**SHORT EXERCISE**.
Pictures stay out of your copy, but everything else in the records below must be repeated exactly.

Dataset entries:

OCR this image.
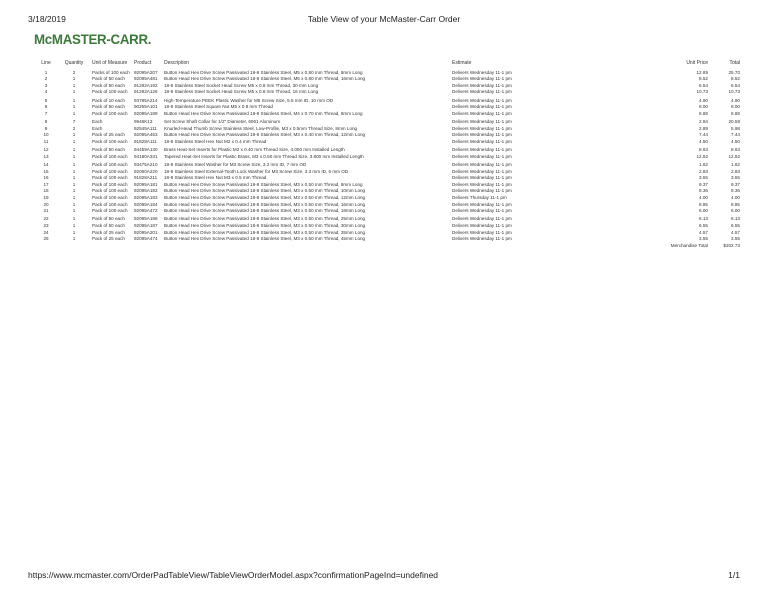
3/18/2019	Table View of your McMaster-Carr Order
McMASTER-CARR.
Line	Quantity	Unit of Measure	Product	Description	Estimate	Unit Price	Total
1	2	Packs of 100 each	92095A207	Button Head Hex Drive Screw Passivated 18-8 Stainless Steel, M5 x 0.80 mm Thread, 8mm Long	Delivers Wednesday 11-1 pm	12.85	25.70
2	1	Pack of 50 each	92095A481	Button Head Hex Drive Screw Passivated 18-8 Stainless Steel, M5 x 0.80 mm Thread, 16mm Long	Delivers Wednesday 11-1 pm	8.52	8.52
3	1	Pack of 50 each	91292A192	18-8 Stainless Steel Socket Head Screw M5 x 0.8 mm Thread, 30 mm Long	Delivers Wednesday 11-1 pm	6.54	6.54
4	1	Pack of 100 each	91292A126	18-8 Stainless Steel Socket Head Screw M5 x 0.8 mm Thread, 16 mm Long	Delivers Wednesday 11-1 pm	10.73	10.73
5	1	Pack of 10 each	93785A214	High-Temperature PEEK Plastic Washer for M5 Screw Size, 5.5 mm ID, 10 mm OD	Delivers Wednesday 11-1 pm	4.90	4.90
6	1	Pack of 50 each	90255A101	18-8 Stainless Steel Square Nut M5 x 0.8 mm Thread	Delivers Wednesday 11-1 pm	8.00	8.00
7	1	Pack of 100 each	92095A189	Button Head Hex Drive Screw Passivated 18-8 Stainless Steel, M4 x 0.70 mm Thread, 8mm Long	Delivers Wednesday 11-1 pm	6.89	6.89
8	7	Each	9946K13	Set Screw Shaft Collar for 1/2" Diameter, 6061 Aluminum	Delivers Wednesday 11-1 pm	2.94	20.58
9	2	Each	92545A111	Knurled-Head Thumb Screw Stainless Steel, Low-Profile, M3 x 0.5mm Thread Size, 8mm Long	Delivers Wednesday 11-1 pm	2.89	5.98
10	1	Pack of 25 each	92095A453	Button Head Hex Drive Screw Passivated 18-8 Stainless Steel, M3 x 0.40 mm Thread, 12mm Long	Delivers Wednesday 11-1 pm	7.44	7.44
11	1	Pack of 100 each	91828A111	18-8 Stainless Steel Hex Nut M2 x 0.4 mm Thread	Delivers Wednesday 11-1 pm	4.50	4.50
12	1	Pack of 50 each	94459A130	Brass Heat-Set Inserts for Plastic M2 x 0.40 mm Thread Size, 4.000 mm Installed Length	Delivers Wednesday 11-1 pm	8.63	8.63
13	1	Pack of 100 each	94180A331	Tapered Heat-Set Inserts for Plastic Brass, M3 x 0.50 mm Thread Size, 3.800 mm Installed Length	Delivers Wednesday 11-1 pm	12.92	12.92
14	1	Pack of 100 each	93475A210	18-8 Stainless Steel Washer for M3 Screw Size, 3.2 mm ID, 7 mm OD	Delivers Wednesday 11-1 pm	1.62	1.62
15	1	Pack of 100 each	92060A220	18-8 Stainless Steel External-Tooth Lock Washer for M3 Screw Size, 3.3 mm ID, 6 mm OD	Delivers Wednesday 11-1 pm	2.83	2.83
16	1	Pack of 100 each	91828A211	18-8 Stainless Steel Hex Nut M3 x 0.5 mm Thread	Delivers Wednesday 11-1 pm	3.55	3.55
17	1	Pack of 100 each	92095A181	Button Head Hex Drive Screw Passivated 18-8 Stainless Steel, M3 x 0.50 mm Thread, 8mm Long	Delivers Wednesday 11-1 pm	9.37	9.37
18	1	Pack of 100 each	92095A182	Button Head Hex Drive Screw Passivated 18-8 Stainless Steel, M3 x 0.50 mm Thread, 10mm Long	Delivers Wednesday 11-1 pm	8.36	8.36
19	1	Pack of 100 each	92095A183	Button Head Hex Drive Screw Passivated 18-8 Stainless Steel, M3 x 0.50 mm Thread, 12mm Long	Delivers Thursday 11-1 pm	4.00	4.00
20	1	Pack of 100 each	92095A184	Button Head Hex Drive Screw Passivated 18-8 Stainless Steel, M3 x 0.50 mm Thread, 16mm Long	Delivers Wednesday 11-1 pm	8.85	8.85
21	1	Pack of 100 each	92095A472	Button Head Hex Drive Screw Passivated 18-8 Stainless Steel, M3 x 0.50 mm Thread, 18mm Long	Delivers Wednesday 11-1 pm	6.00	6.00
22	1	Pack of 50 each	92095A186	Button Head Hex Drive Screw Passivated 18-8 Stainless Steel, M3 x 0.50 mm Thread, 25mm Long	Delivers Wednesday 11-1 pm	6.13	6.13
23	1	Pack of 50 each	92095A187	Button Head Hex Drive Screw Passivated 18-8 Stainless Steel, M3 x 0.50 mm Thread, 30mm Long	Delivers Wednesday 11-1 pm	6.55	6.55
24	1	Pack of 25 each	92095A201	Button Head Hex Drive Screw Passivated 18-8 Stainless Steel, M3 x 0.50 mm Thread, 35mm Long	Delivers Wednesday 11-1 pm	4.57	4.57
25	1	Pack of 25 each	92095A474	Button Head Hex Drive Screw Passivated 18-8 Stainless Steel, M3 x 0.50 mm Thread, 45mm Long	Delivers Wednesday 11-1 pm	3.55	3.55
						Merchandise Total	$202.73
https://www.mcmaster.com/OrderPadTableView/TableViewOrderModel.aspx?confirmationPageInd=undefined	1/1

**RESULT BELOW**.
OCR this image.
3/18/2019	Table View of your McMaster-Carr Order
McMASTER-CARR.
Line	Quantity	Unit of Measure	Product	Description	Estimate	Unit Price	Total
1	2	Packs of 100 each	92095A207	Button Head Hex Drive Screw Passivated 18-8 Stainless Steel, M5 x 0.80 mm Thread, 8mm Long	Delivers Wednesday 11-1 pm	12.85	25.70
2	1	Pack of 50 each	92095A481	Button Head Hex Drive Screw Passivated 18-8 Stainless Steel, M5 x 0.80 mm Thread, 16mm Long	Delivers Wednesday 11-1 pm	8.52	8.52
3	1	Pack of 50 each	91292A192	18-8 Stainless Steel Socket Head Screw M5 x 0.8 mm Thread, 30 mm Long	Delivers Wednesday 11-1 pm	6.54	6.54
4	1	Pack of 100 each	91292A126	18-8 Stainless Steel Socket Head Screw M5 x 0.8 mm Thread, 16 mm Long	Delivers Wednesday 11-1 pm	10.73	10.73
5	1	Pack of 10 each	93785A214	High-Temperature PEEK Plastic Washer for M5 Screw Size, 5.5 mm ID, 10 mm OD	Delivers Wednesday 11-1 pm	4.90	4.90
6	1	Pack of 50 each	90255A101	18-8 Stainless Steel Square Nut M5 x 0.8 mm Thread	Delivers Wednesday 11-1 pm	8.00	8.00
7	1	Pack of 100 each	92095A189	Button Head Hex Drive Screw Passivated 18-8 Stainless Steel, M4 x 0.70 mm Thread, 8mm Long	Delivers Wednesday 11-1 pm	6.89	6.89
8	7	Each	9946K13	Set Screw Shaft Collar for 1/2" Diameter, 6061 Aluminum	Delivers Wednesday 11-1 pm	2.94	20.58
9	2	Each	92545A111	Knurled-Head Thumb Screw Stainless Steel, Low-Profile, M3 x 0.5mm Thread Size, 8mm Long	Delivers Wednesday 11-1 pm	2.89	5.98
10	1	Pack of 25 each	92095A453	Button Head Hex Drive Screw Passivated 18-8 Stainless Steel, M3 x 0.40 mm Thread, 12mm Long	Delivers Wednesday 11-1 pm	7.44	7.44
11	1	Pack of 100 each	91828A111	18-8 Stainless Steel Hex Nut M2 x 0.4 mm Thread	Delivers Wednesday 11-1 pm	4.50	4.50
12	1	Pack of 50 each	94459A130	Brass Heat-Set Inserts for Plastic M2 x 0.40 mm Thread Size, 4.000 mm Installed Length	Delivers Wednesday 11-1 pm	8.63	8.63
13	1	Pack of 100 each	94180A331	Tapered Heat-Set Inserts for Plastic Brass, M3 x 0.50 mm Thread Size, 3.800 mm Installed Length	Delivers Wednesday 11-1 pm	12.92	12.92
14	1	Pack of 100 each	93475A210	18-8 Stainless Steel Washer for M3 Screw Size, 3.2 mm ID, 7 mm OD	Delivers Wednesday 11-1 pm	1.62	1.62
15	1	Pack of 100 each	92060A220	18-8 Stainless Steel External-Tooth Lock Washer for M3 Screw Size, 3.3 mm ID, 6 mm OD	Delivers Wednesday 11-1 pm	2.83	2.83
16	1	Pack of 100 each	91828A211	18-8 Stainless Steel Hex Nut M3 x 0.5 mm Thread	Delivers Wednesday 11-1 pm	3.55	3.55
17	1	Pack of 100 each	92095A181	Button Head Hex Drive Screw Passivated 18-8 Stainless Steel, M3 x 0.50 mm Thread, 8mm Long	Delivers Wednesday 11-1 pm	9.37	9.37
18	1	Pack of 100 each	92095A182	Button Head Hex Drive Screw Passivated 18-8 Stainless Steel, M3 x 0.50 mm Thread, 10mm Long	Delivers Wednesday 11-1 pm	8.36	8.36
19	1	Pack of 100 each	92095A183	Button Head Hex Drive Screw Passivated 18-8 Stainless Steel, M3 x 0.50 mm Thread, 12mm Long	Delivers Thursday 11-1 pm	4.00	4.00
20	1	Pack of 100 each	92095A184	Button Head Hex Drive Screw Passivated 18-8 Stainless Steel, M3 x 0.50 mm Thread, 16mm Long	Delivers Wednesday 11-1 pm	8.85	8.85
21	1	Pack of 100 each	92095A472	Button Head Hex Drive Screw Passivated 18-8 Stainless Steel, M3 x 0.50 mm Thread, 18mm Long	Delivers Wednesday 11-1 pm	6.00	6.00
22	1	Pack of 50 each	92095A186	Button Head Hex Drive Screw Passivated 18-8 Stainless Steel, M3 x 0.50 mm Thread, 25mm Long	Delivers Wednesday 11-1 pm	6.13	6.13
23	1	Pack of 50 each	92095A187	Button Head Hex Drive Screw Passivated 18-8 Stainless Steel, M3 x 0.50 mm Thread, 30mm Long	Delivers Wednesday 11-1 pm	6.55	6.55
24	1	Pack of 25 each	92095A201	Button Head Hex Drive Screw Passivated 18-8 Stainless Steel, M3 x 0.50 mm Thread, 35mm Long	Delivers Wednesday 11-1 pm	4.57	4.57
25	1	Pack of 25 each	92095A474	Button Head Hex Drive Screw Passivated 18-8 Stainless Steel, M3 x 0.50 mm Thread, 45mm Long	Delivers Wednesday 11-1 pm	3.55	3.55
						Merchandise Total	$202.73
https://www.mcmaster.com/OrderPadTableView/TableViewOrderModel.aspx?confirmationPageInd=undefined	1/1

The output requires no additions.